Find the lines that hold the word "text" and return them.

-- START Dataset excerpts --

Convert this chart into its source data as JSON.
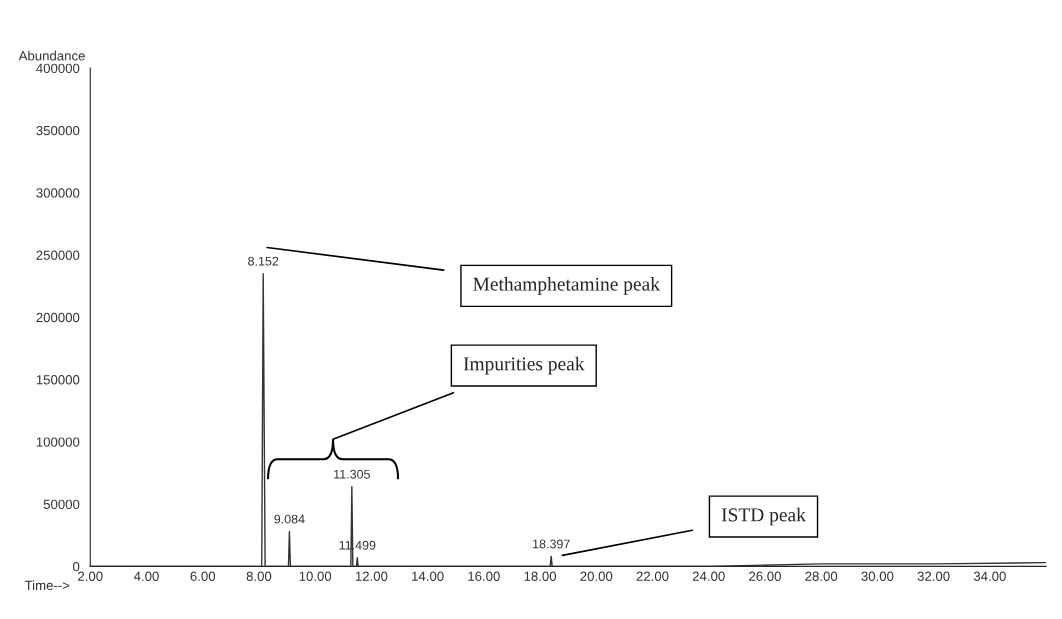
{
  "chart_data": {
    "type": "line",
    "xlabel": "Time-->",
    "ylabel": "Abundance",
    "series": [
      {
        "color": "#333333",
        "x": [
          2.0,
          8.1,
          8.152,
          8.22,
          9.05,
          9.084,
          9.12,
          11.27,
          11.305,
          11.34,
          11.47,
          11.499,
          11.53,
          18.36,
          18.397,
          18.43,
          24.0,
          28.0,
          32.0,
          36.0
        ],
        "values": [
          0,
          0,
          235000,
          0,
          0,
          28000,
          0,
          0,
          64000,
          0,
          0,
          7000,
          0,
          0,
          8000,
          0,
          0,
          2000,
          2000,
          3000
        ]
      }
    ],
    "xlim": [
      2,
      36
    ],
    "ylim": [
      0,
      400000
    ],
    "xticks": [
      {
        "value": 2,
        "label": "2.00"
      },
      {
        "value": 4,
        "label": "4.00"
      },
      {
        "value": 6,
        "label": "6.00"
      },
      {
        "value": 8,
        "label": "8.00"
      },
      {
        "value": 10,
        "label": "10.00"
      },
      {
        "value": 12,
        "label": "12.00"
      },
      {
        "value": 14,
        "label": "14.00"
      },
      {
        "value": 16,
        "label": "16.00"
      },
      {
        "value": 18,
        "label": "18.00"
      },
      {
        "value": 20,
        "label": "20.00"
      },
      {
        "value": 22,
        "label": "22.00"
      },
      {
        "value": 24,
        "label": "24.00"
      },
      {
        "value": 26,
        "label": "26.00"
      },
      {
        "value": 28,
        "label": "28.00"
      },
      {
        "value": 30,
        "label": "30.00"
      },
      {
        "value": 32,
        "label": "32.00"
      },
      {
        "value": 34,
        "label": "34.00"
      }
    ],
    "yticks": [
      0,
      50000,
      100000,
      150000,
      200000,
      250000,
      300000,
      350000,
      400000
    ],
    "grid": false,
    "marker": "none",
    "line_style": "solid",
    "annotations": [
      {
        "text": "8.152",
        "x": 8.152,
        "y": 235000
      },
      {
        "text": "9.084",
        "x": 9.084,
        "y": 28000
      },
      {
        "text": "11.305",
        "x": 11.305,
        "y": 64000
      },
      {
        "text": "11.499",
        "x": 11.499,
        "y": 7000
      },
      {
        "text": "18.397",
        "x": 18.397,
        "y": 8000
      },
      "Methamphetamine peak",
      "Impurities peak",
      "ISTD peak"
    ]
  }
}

-- END Dataset excerpts --

Finished exercise:
        "text": "8.152",
        "text": "9.084",
        "text": "11.305",
        "text": "11.499",
        "text": "18.397",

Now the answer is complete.